> _Objective_
Give the listing again character for character, but drop the images.

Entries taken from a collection
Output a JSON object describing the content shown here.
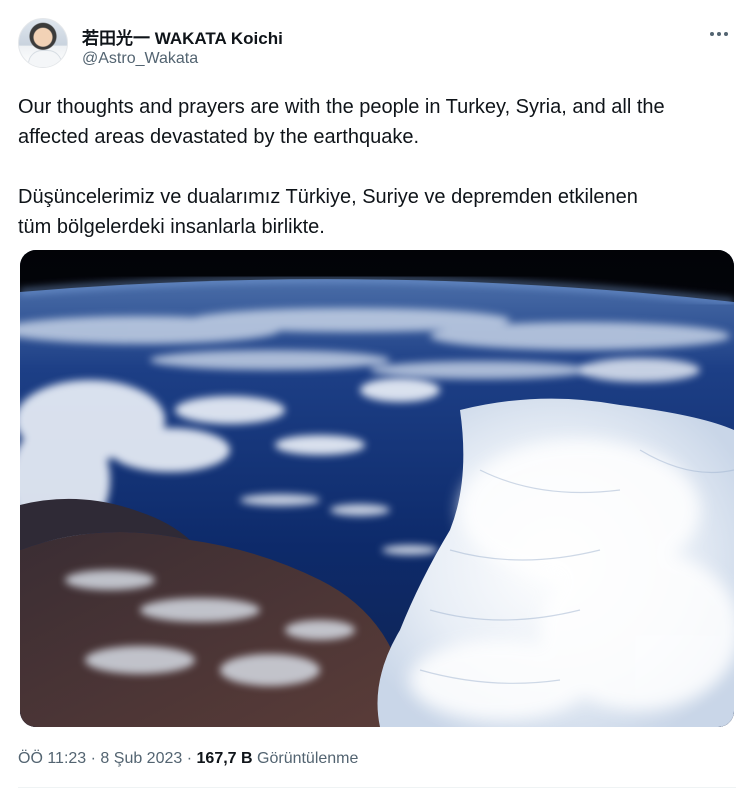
{
  "author": {
    "display_name": "若田光一 WAKATA Koichi",
    "handle": "@Astro_Wakata",
    "avatar_icon": "astronaut-portrait"
  },
  "tweet": {
    "text_en": [
      "Our thoughts and prayers are with the people in Turkey, Syria, and all the",
      "affected areas devastated by the earthquake."
    ],
    "text_tr": [
      "Düşüncelerimiz ve dualarımız Türkiye, Suriye ve depremden etkilenen",
      "tüm bölgelerdeki insanlarla birlikte."
    ]
  },
  "media": {
    "icon": "earth-from-orbit-photo"
  },
  "meta": {
    "time": "ÖÖ 11:23",
    "separator": "·",
    "date": "8 Şub 2023",
    "views_count": "167,7 B",
    "views_label": "Görüntülenme"
  },
  "colors": {
    "text": "#0f1419",
    "secondary": "#536471",
    "divider": "#eff3f4",
    "ocean": "#0c2a6b",
    "space": "#05070d"
  }
}
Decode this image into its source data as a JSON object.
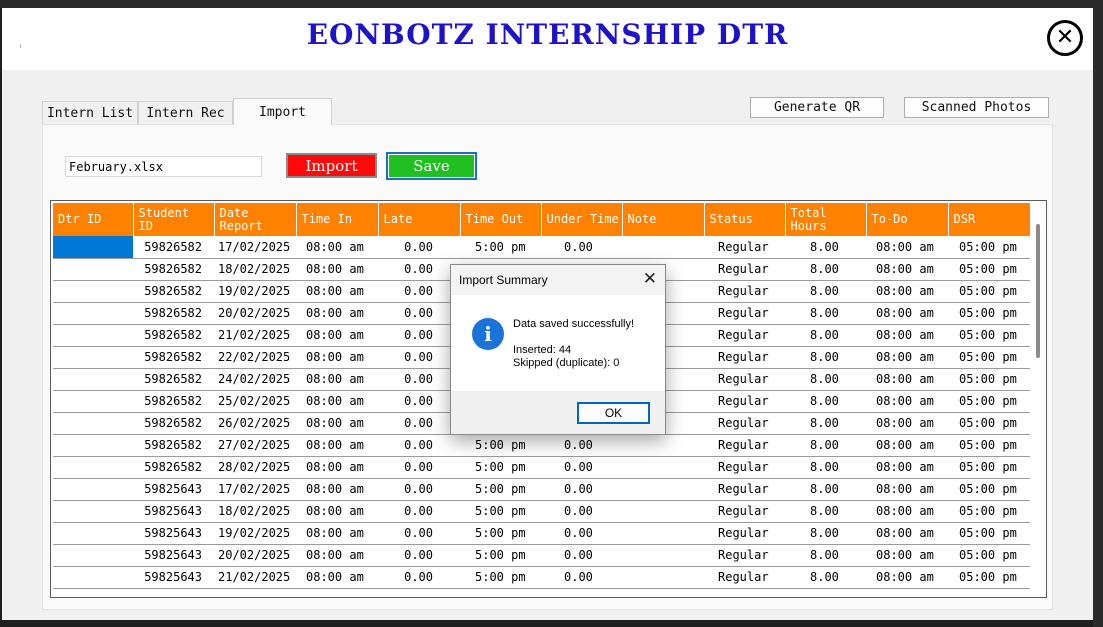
{
  "window": {
    "title": "EONBOTZ INTERNSHIP DTR",
    "close_symbol": "✕"
  },
  "tabs": [
    {
      "label": "Intern List"
    },
    {
      "label": "Intern Rec"
    },
    {
      "label": "Import",
      "active": true
    }
  ],
  "actions": {
    "generate_qr": "Generate QR",
    "scanned_photos": "Scanned Photos"
  },
  "import_panel": {
    "file_name": "February.xlsx",
    "import_label": "Import",
    "save_label": "Save",
    "colors": {
      "import": "#ff0a0a",
      "save": "#1fc01f",
      "header": "#ff8100",
      "title": "#1e12c9"
    }
  },
  "grid": {
    "columns": [
      "Dtr ID",
      "Student ID",
      "Date Report",
      "Time In",
      "Late",
      "Time Out",
      "Under Time",
      "Note",
      "Status",
      "Total Hours",
      "To-Do",
      "DSR"
    ],
    "rows": [
      [
        "",
        "59826582",
        "17/02/2025",
        "08:00 am",
        "0.00",
        "5:00 pm",
        "0.00",
        "",
        "Regular",
        "8.00",
        "08:00 am",
        "05:00 pm"
      ],
      [
        "",
        "59826582",
        "18/02/2025",
        "08:00 am",
        "0.00",
        "",
        "",
        "",
        "Regular",
        "8.00",
        "08:00 am",
        "05:00 pm"
      ],
      [
        "",
        "59826582",
        "19/02/2025",
        "08:00 am",
        "0.00",
        "",
        "",
        "",
        "Regular",
        "8.00",
        "08:00 am",
        "05:00 pm"
      ],
      [
        "",
        "59826582",
        "20/02/2025",
        "08:00 am",
        "0.00",
        "",
        "",
        "",
        "Regular",
        "8.00",
        "08:00 am",
        "05:00 pm"
      ],
      [
        "",
        "59826582",
        "21/02/2025",
        "08:00 am",
        "0.00",
        "",
        "",
        "",
        "Regular",
        "8.00",
        "08:00 am",
        "05:00 pm"
      ],
      [
        "",
        "59826582",
        "22/02/2025",
        "08:00 am",
        "0.00",
        "",
        "",
        "",
        "Regular",
        "8.00",
        "08:00 am",
        "05:00 pm"
      ],
      [
        "",
        "59826582",
        "24/02/2025",
        "08:00 am",
        "0.00",
        "",
        "",
        "",
        "Regular",
        "8.00",
        "08:00 am",
        "05:00 pm"
      ],
      [
        "",
        "59826582",
        "25/02/2025",
        "08:00 am",
        "0.00",
        "",
        "",
        "",
        "Regular",
        "8.00",
        "08:00 am",
        "05:00 pm"
      ],
      [
        "",
        "59826582",
        "26/02/2025",
        "08:00 am",
        "0.00",
        "",
        "",
        "",
        "Regular",
        "8.00",
        "08:00 am",
        "05:00 pm"
      ],
      [
        "",
        "59826582",
        "27/02/2025",
        "08:00 am",
        "0.00",
        "5:00 pm",
        "0.00",
        "",
        "Regular",
        "8.00",
        "08:00 am",
        "05:00 pm"
      ],
      [
        "",
        "59826582",
        "28/02/2025",
        "08:00 am",
        "0.00",
        "5:00 pm",
        "0.00",
        "",
        "Regular",
        "8.00",
        "08:00 am",
        "05:00 pm"
      ],
      [
        "",
        "59825643",
        "17/02/2025",
        "08:00 am",
        "0.00",
        "5:00 pm",
        "0.00",
        "",
        "Regular",
        "8.00",
        "08:00 am",
        "05:00 pm"
      ],
      [
        "",
        "59825643",
        "18/02/2025",
        "08:00 am",
        "0.00",
        "5:00 pm",
        "0.00",
        "",
        "Regular",
        "8.00",
        "08:00 am",
        "05:00 pm"
      ],
      [
        "",
        "59825643",
        "19/02/2025",
        "08:00 am",
        "0.00",
        "5:00 pm",
        "0.00",
        "",
        "Regular",
        "8.00",
        "08:00 am",
        "05:00 pm"
      ],
      [
        "",
        "59825643",
        "20/02/2025",
        "08:00 am",
        "0.00",
        "5:00 pm",
        "0.00",
        "",
        "Regular",
        "8.00",
        "08:00 am",
        "05:00 pm"
      ],
      [
        "",
        "59825643",
        "21/02/2025",
        "08:00 am",
        "0.00",
        "5:00 pm",
        "0.00",
        "",
        "Regular",
        "8.00",
        "08:00 am",
        "05:00 pm"
      ]
    ]
  },
  "dialog": {
    "title": "Import Summary",
    "close_symbol": "✕",
    "icon": "info-icon",
    "icon_glyph": "i",
    "message": "Data saved successfully!",
    "inserted": "Inserted: 44",
    "skipped": "Skipped (duplicate): 0",
    "ok_label": "OK"
  }
}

> _Finished task_
Output a JSON object describing the content shown here.
{
  "author": {
    "display_name": "若田光一 WAKATA Koichi",
    "handle": "@Astro_Wakata",
    "avatar_icon": "astronaut-portrait"
  },
  "tweet": {
    "text_en": [
      "Our thoughts and prayers are with the people in Turkey, Syria, and all the",
      "affected areas devastated by the earthquake."
    ],
    "text_tr": [
      "Düşüncelerimiz ve dualarımız Türkiye, Suriye ve depremden etkilenen",
      "tüm bölgelerdeki insanlarla birlikte."
    ]
  },
  "media": {
    "icon": "earth-from-orbit-photo"
  },
  "meta": {
    "time": "ÖÖ 11:23",
    "separator": "·",
    "date": "8 Şub 2023",
    "views_count": "167,7 B",
    "views_label": "Görüntülenme"
  },
  "colors": {
    "text": "#0f1419",
    "secondary": "#536471",
    "divider": "#eff3f4",
    "ocean": "#0c2a6b",
    "space": "#05070d"
  }
}
Decode this image into its source data as a JSON object.
{
  "window": {
    "title": "EONBOTZ INTERNSHIP DTR",
    "close_symbol": "✕"
  },
  "tabs": [
    {
      "label": "Intern List"
    },
    {
      "label": "Intern Rec"
    },
    {
      "label": "Import",
      "active": true
    }
  ],
  "actions": {
    "generate_qr": "Generate QR",
    "scanned_photos": "Scanned Photos"
  },
  "import_panel": {
    "file_name": "February.xlsx",
    "import_label": "Import",
    "save_label": "Save",
    "colors": {
      "import": "#ff0a0a",
      "save": "#1fc01f",
      "header": "#ff8100",
      "title": "#1e12c9"
    }
  },
  "grid": {
    "columns": [
      "Dtr ID",
      "Student ID",
      "Date Report",
      "Time In",
      "Late",
      "Time Out",
      "Under Time",
      "Note",
      "Status",
      "Total Hours",
      "To-Do",
      "DSR"
    ],
    "rows": [
      [
        "",
        "59826582",
        "17/02/2025",
        "08:00 am",
        "0.00",
        "5:00 pm",
        "0.00",
        "",
        "Regular",
        "8.00",
        "08:00 am",
        "05:00 pm"
      ],
      [
        "",
        "59826582",
        "18/02/2025",
        "08:00 am",
        "0.00",
        "",
        "",
        "",
        "Regular",
        "8.00",
        "08:00 am",
        "05:00 pm"
      ],
      [
        "",
        "59826582",
        "19/02/2025",
        "08:00 am",
        "0.00",
        "",
        "",
        "",
        "Regular",
        "8.00",
        "08:00 am",
        "05:00 pm"
      ],
      [
        "",
        "59826582",
        "20/02/2025",
        "08:00 am",
        "0.00",
        "",
        "",
        "",
        "Regular",
        "8.00",
        "08:00 am",
        "05:00 pm"
      ],
      [
        "",
        "59826582",
        "21/02/2025",
        "08:00 am",
        "0.00",
        "",
        "",
        "",
        "Regular",
        "8.00",
        "08:00 am",
        "05:00 pm"
      ],
      [
        "",
        "59826582",
        "22/02/2025",
        "08:00 am",
        "0.00",
        "",
        "",
        "",
        "Regular",
        "8.00",
        "08:00 am",
        "05:00 pm"
      ],
      [
        "",
        "59826582",
        "24/02/2025",
        "08:00 am",
        "0.00",
        "",
        "",
        "",
        "Regular",
        "8.00",
        "08:00 am",
        "05:00 pm"
      ],
      [
        "",
        "59826582",
        "25/02/2025",
        "08:00 am",
        "0.00",
        "",
        "",
        "",
        "Regular",
        "8.00",
        "08:00 am",
        "05:00 pm"
      ],
      [
        "",
        "59826582",
        "26/02/2025",
        "08:00 am",
        "0.00",
        "",
        "",
        "",
        "Regular",
        "8.00",
        "08:00 am",
        "05:00 pm"
      ],
      [
        "",
        "59826582",
        "27/02/2025",
        "08:00 am",
        "0.00",
        "5:00 pm",
        "0.00",
        "",
        "Regular",
        "8.00",
        "08:00 am",
        "05:00 pm"
      ],
      [
        "",
        "59826582",
        "28/02/2025",
        "08:00 am",
        "0.00",
        "5:00 pm",
        "0.00",
        "",
        "Regular",
        "8.00",
        "08:00 am",
        "05:00 pm"
      ],
      [
        "",
        "59825643",
        "17/02/2025",
        "08:00 am",
        "0.00",
        "5:00 pm",
        "0.00",
        "",
        "Regular",
        "8.00",
        "08:00 am",
        "05:00 pm"
      ],
      [
        "",
        "59825643",
        "18/02/2025",
        "08:00 am",
        "0.00",
        "5:00 pm",
        "0.00",
        "",
        "Regular",
        "8.00",
        "08:00 am",
        "05:00 pm"
      ],
      [
        "",
        "59825643",
        "19/02/2025",
        "08:00 am",
        "0.00",
        "5:00 pm",
        "0.00",
        "",
        "Regular",
        "8.00",
        "08:00 am",
        "05:00 pm"
      ],
      [
        "",
        "59825643",
        "20/02/2025",
        "08:00 am",
        "0.00",
        "5:00 pm",
        "0.00",
        "",
        "Regular",
        "8.00",
        "08:00 am",
        "05:00 pm"
      ],
      [
        "",
        "59825643",
        "21/02/2025",
        "08:00 am",
        "0.00",
        "5:00 pm",
        "0.00",
        "",
        "Regular",
        "8.00",
        "08:00 am",
        "05:00 pm"
      ]
    ]
  },
  "dialog": {
    "title": "Import Summary",
    "close_symbol": "✕",
    "icon": "info-icon",
    "icon_glyph": "i",
    "message": "Data saved successfully!",
    "inserted": "Inserted: 44",
    "skipped": "Skipped (duplicate): 0",
    "ok_label": "OK"
  }
}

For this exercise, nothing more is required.